■ The task
Select the lines that contain "marker" and copy each of them.

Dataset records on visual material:
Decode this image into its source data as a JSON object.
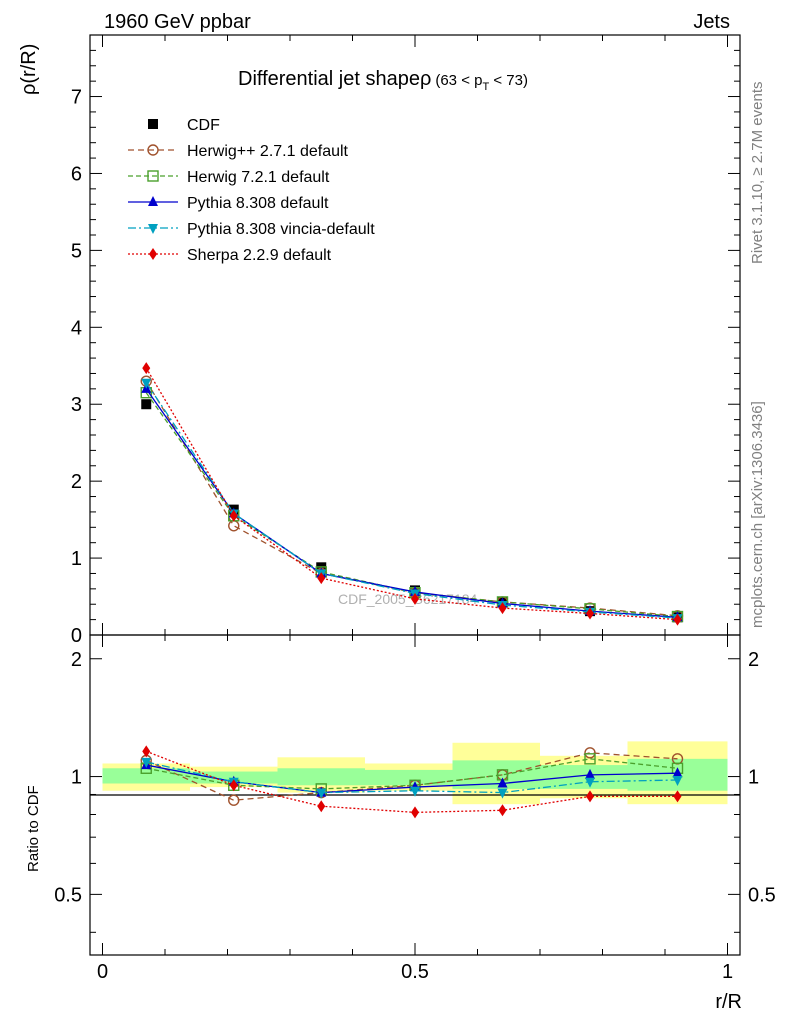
{
  "header": {
    "left": "1960 GeV ppbar",
    "right": "Jets",
    "side_top": "Rivet 3.1.10, ≥ 2.7M events",
    "side_bottom": "mcplots.cern.ch [arXiv:1306.3436]",
    "watermark": "CDF_2005_S6217184"
  },
  "colors": {
    "cdf": "#000000",
    "herwigpp": "#a0522d",
    "herwig7": "#4aa02c",
    "pythia": "#0000cd",
    "vincia": "#00a0c0",
    "sherpa": "#e00000",
    "band_yellow": "#ffff99",
    "band_green": "#99ff99"
  },
  "chart_data": {
    "type": "line",
    "title": "Differential jet shapeρ",
    "title_sub": "(63 < p",
    "title_sub_index": "T",
    "title_sub_end": " < 73)",
    "xlabel": "r/R",
    "ylabel": "ρ(r/R)",
    "ratio_ylabel": "Ratio to CDF",
    "xlim": [
      -0.02,
      1.02
    ],
    "ylim": [
      0,
      7.8
    ],
    "ratio_ylim": [
      0.35,
      2.3
    ],
    "x_ticks": [
      "0",
      "0.5",
      "1"
    ],
    "y_ticks": [
      "0",
      "1",
      "2",
      "3",
      "4",
      "5",
      "6",
      "7"
    ],
    "ratio_y_ticks": [
      "0.5",
      "1",
      "2"
    ],
    "x": [
      0.07,
      0.21,
      0.35,
      0.5,
      0.64,
      0.78,
      0.92
    ],
    "bin_edges": [
      0.0,
      0.14,
      0.28,
      0.42,
      0.56,
      0.7,
      0.84,
      1.0
    ],
    "series": [
      {
        "name": "CDF",
        "values": [
          3.0,
          1.63,
          0.88,
          0.58,
          0.43,
          0.31,
          0.23
        ],
        "marker": "square"
      },
      {
        "name": "Herwig++ 2.7.1 default",
        "values": [
          3.3,
          1.42,
          0.8,
          0.55,
          0.43,
          0.35,
          0.25
        ],
        "marker": "circle",
        "dash": "6,4"
      },
      {
        "name": "Herwig 7.2.1 default",
        "values": [
          3.15,
          1.55,
          0.82,
          0.55,
          0.43,
          0.34,
          0.24
        ],
        "marker": "open-square",
        "dash": "5,3"
      },
      {
        "name": "Pythia 8.308 default",
        "values": [
          3.2,
          1.58,
          0.8,
          0.56,
          0.41,
          0.31,
          0.23
        ],
        "marker": "triangle-up"
      },
      {
        "name": "Pythia 8.308 vincia-default",
        "values": [
          3.28,
          1.58,
          0.8,
          0.54,
          0.39,
          0.3,
          0.22
        ],
        "marker": "triangle-down",
        "dash": "8,3,2,3"
      },
      {
        "name": "Sherpa 2.2.9 default",
        "values": [
          3.47,
          1.55,
          0.74,
          0.47,
          0.35,
          0.28,
          0.2
        ],
        "marker": "diamond",
        "dash": "2,2"
      }
    ],
    "ratio_series": [
      {
        "name": "Herwig++ 2.7.1 default",
        "values": [
          1.1,
          0.87,
          0.91,
          0.95,
          1.01,
          1.15,
          1.11
        ]
      },
      {
        "name": "Herwig 7.2.1 default",
        "values": [
          1.05,
          0.95,
          0.93,
          0.95,
          1.01,
          1.11,
          1.05
        ]
      },
      {
        "name": "Pythia 8.308 default",
        "values": [
          1.07,
          0.97,
          0.91,
          0.94,
          0.96,
          1.01,
          1.02
        ]
      },
      {
        "name": "Pythia 8.308 vincia-default",
        "values": [
          1.09,
          0.97,
          0.91,
          0.92,
          0.91,
          0.97,
          0.98
        ]
      },
      {
        "name": "Sherpa 2.2.9 default",
        "values": [
          1.16,
          0.95,
          0.84,
          0.81,
          0.82,
          0.89,
          0.89
        ]
      }
    ],
    "band_outer": [
      [
        0.92,
        1.08
      ],
      [
        0.94,
        1.06
      ],
      [
        0.91,
        1.12
      ],
      [
        0.92,
        1.08
      ],
      [
        0.85,
        1.22
      ],
      [
        0.88,
        1.13
      ],
      [
        0.85,
        1.23
      ]
    ],
    "band_inner": [
      [
        0.96,
        1.05
      ],
      [
        0.96,
        1.03
      ],
      [
        0.95,
        1.05
      ],
      [
        0.95,
        1.04
      ],
      [
        0.93,
        1.1
      ],
      [
        0.93,
        1.07
      ],
      [
        0.92,
        1.11
      ]
    ]
  }
}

■ Result of this exercise
        "marker": "square"
        "marker": "circle",
        "marker": "open-square",
        "marker": "triangle-up"
        "marker": "triangle-down",
        "marker": "diamond",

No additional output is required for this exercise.